Copy out all the data below, changing every "pencil" to "crayon" and leaving everything else the same.

▽

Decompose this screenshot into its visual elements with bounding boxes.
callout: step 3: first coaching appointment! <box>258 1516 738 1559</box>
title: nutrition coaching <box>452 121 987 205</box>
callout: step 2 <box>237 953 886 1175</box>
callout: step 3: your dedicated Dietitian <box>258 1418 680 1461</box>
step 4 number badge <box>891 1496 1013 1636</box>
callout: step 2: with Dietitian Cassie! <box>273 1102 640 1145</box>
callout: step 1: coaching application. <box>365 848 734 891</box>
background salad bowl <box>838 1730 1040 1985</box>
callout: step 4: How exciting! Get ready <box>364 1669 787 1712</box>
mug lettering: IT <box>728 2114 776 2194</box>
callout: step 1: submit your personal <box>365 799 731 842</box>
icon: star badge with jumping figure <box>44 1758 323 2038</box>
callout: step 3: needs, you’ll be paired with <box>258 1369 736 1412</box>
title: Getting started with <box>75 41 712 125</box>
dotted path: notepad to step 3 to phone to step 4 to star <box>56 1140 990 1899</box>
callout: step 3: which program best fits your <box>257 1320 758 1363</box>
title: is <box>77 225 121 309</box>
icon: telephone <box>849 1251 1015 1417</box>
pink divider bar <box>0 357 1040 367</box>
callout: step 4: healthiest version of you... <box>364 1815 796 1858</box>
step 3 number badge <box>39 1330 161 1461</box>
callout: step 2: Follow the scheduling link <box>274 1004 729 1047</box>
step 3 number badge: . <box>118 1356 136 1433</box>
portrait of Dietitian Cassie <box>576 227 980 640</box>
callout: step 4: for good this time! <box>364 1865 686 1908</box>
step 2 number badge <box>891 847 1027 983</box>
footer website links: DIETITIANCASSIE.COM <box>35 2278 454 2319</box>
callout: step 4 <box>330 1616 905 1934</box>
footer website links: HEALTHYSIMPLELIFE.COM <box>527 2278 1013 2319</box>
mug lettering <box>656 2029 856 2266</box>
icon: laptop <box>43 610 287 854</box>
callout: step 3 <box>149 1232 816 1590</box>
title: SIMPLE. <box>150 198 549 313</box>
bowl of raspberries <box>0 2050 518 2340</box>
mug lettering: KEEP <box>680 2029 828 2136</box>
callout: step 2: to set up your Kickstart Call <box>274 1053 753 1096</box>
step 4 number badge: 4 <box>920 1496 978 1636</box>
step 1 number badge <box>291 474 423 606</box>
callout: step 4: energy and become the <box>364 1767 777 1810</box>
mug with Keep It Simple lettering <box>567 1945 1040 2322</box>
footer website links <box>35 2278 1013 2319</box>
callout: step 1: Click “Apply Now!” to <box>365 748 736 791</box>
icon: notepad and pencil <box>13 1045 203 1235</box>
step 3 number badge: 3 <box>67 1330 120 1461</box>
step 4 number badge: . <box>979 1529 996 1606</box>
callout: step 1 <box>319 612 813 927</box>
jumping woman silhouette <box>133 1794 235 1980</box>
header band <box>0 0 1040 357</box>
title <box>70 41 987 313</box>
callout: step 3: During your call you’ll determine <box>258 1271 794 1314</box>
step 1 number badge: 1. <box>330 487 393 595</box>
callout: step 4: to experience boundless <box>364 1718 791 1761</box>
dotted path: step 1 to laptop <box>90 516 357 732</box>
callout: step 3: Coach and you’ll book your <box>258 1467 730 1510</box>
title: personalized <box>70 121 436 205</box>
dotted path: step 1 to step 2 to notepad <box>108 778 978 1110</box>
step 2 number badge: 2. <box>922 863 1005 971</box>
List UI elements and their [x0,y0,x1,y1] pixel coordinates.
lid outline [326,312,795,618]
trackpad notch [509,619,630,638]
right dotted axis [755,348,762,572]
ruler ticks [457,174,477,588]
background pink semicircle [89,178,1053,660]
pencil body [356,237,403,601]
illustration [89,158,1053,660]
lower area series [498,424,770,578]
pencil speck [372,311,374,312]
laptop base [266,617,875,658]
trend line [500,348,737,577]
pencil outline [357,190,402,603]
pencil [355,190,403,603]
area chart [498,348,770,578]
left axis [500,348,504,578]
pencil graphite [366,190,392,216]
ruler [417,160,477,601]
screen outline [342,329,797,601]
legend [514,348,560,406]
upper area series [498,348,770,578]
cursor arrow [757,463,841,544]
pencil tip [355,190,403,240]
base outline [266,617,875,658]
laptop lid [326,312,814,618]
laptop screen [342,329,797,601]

△

> _Exercise response_
Decompose this screenshot into its visual elements with bounding boxes.
callout: step 3: first coaching appointment! <box>258 1516 738 1559</box>
title: nutrition coaching <box>452 121 987 205</box>
callout: step 2 <box>237 953 886 1175</box>
callout: step 3: your dedicated Dietitian <box>258 1418 680 1461</box>
step 4 number badge <box>891 1496 1013 1636</box>
callout: step 2: with Dietitian Cassie! <box>273 1102 640 1145</box>
callout: step 1: coaching application. <box>365 848 734 891</box>
background salad bowl <box>838 1730 1040 1985</box>
callout: step 4: How exciting! Get ready <box>364 1669 787 1712</box>
mug lettering: IT <box>728 2114 776 2194</box>
callout: step 1: submit your personal <box>365 799 731 842</box>
icon: star badge with jumping figure <box>44 1758 323 2038</box>
callout: step 3: needs, you’ll be paired with <box>258 1369 736 1412</box>
title: Getting started with <box>75 41 712 125</box>
dotted path: notepad to step 3 to phone to step 4 to star <box>56 1140 990 1899</box>
callout: step 3: which program best fits your <box>257 1320 758 1363</box>
title: is <box>77 225 121 309</box>
icon: telephone <box>849 1251 1015 1417</box>
pink divider bar <box>0 357 1040 367</box>
callout: step 4: healthiest version of you... <box>364 1815 796 1858</box>
step 3 number badge <box>39 1330 161 1461</box>
callout: step 2: Follow the scheduling link <box>274 1004 729 1047</box>
step 3 number badge: . <box>118 1356 136 1433</box>
portrait of Dietitian Cassie <box>576 227 980 640</box>
callout: step 4: for good this time! <box>364 1865 686 1908</box>
step 2 number badge <box>891 847 1027 983</box>
footer website links: DIETITIANCASSIE.COM <box>35 2278 454 2319</box>
callout: step 4 <box>330 1616 905 1934</box>
footer website links: HEALTHYSIMPLELIFE.COM <box>527 2278 1013 2319</box>
mug lettering <box>656 2029 856 2266</box>
icon: laptop <box>43 610 287 854</box>
callout: step 3 <box>149 1232 816 1590</box>
title: SIMPLE. <box>150 198 549 313</box>
bowl of raspberries <box>0 2050 518 2340</box>
mug lettering: KEEP <box>680 2029 828 2136</box>
callout: step 2: to set up your Kickstart Call <box>274 1053 753 1096</box>
step 4 number badge: 4 <box>920 1496 978 1636</box>
step 1 number badge <box>291 474 423 606</box>
callout: step 4: energy and become the <box>364 1767 777 1810</box>
mug with Keep It Simple lettering <box>567 1945 1040 2322</box>
footer website links <box>35 2278 1013 2319</box>
callout: step 1: Click “Apply Now!” to <box>365 748 736 791</box>
icon: notepad and crayon <box>13 1045 203 1235</box>
step 3 number badge: 3 <box>67 1330 120 1461</box>
step 4 number badge: . <box>979 1529 996 1606</box>
callout: step 1 <box>319 612 813 927</box>
jumping woman silhouette <box>133 1794 235 1980</box>
header band <box>0 0 1040 357</box>
title <box>70 41 987 313</box>
callout: step 3: During your call you’ll determine <box>258 1271 794 1314</box>
step 1 number badge: 1. <box>330 487 393 595</box>
callout: step 4: to experience boundless <box>364 1718 791 1761</box>
dotted path: step 1 to laptop <box>90 516 357 732</box>
callout: step 3: Coach and you’ll book your <box>258 1467 730 1510</box>
title: personalized <box>70 121 436 205</box>
dotted path: step 1 to step 2 to notepad <box>108 778 978 1110</box>
step 2 number badge: 2. <box>922 863 1005 971</box>
List UI elements and their [x0,y0,x1,y1] pixel coordinates.
lid outline [326,312,795,618]
trackpad notch [509,619,630,638]
right dotted axis [755,348,762,572]
ruler ticks [457,174,477,588]
background pink semicircle [89,178,1053,660]
crayon body [356,237,403,601]
illustration [89,158,1053,660]
lower area series [498,424,770,578]
crayon speck [372,311,374,312]
laptop base [266,617,875,658]
trend line [500,348,737,577]
crayon outline [357,190,402,603]
crayon [355,190,403,603]
area chart [498,348,770,578]
left axis [500,348,504,578]
crayon graphite [366,190,392,216]
ruler [417,160,477,601]
screen outline [342,329,797,601]
legend [514,348,560,406]
upper area series [498,348,770,578]
cursor arrow [757,463,841,544]
crayon tip [355,190,403,240]
base outline [266,617,875,658]
laptop lid [326,312,814,618]
laptop screen [342,329,797,601]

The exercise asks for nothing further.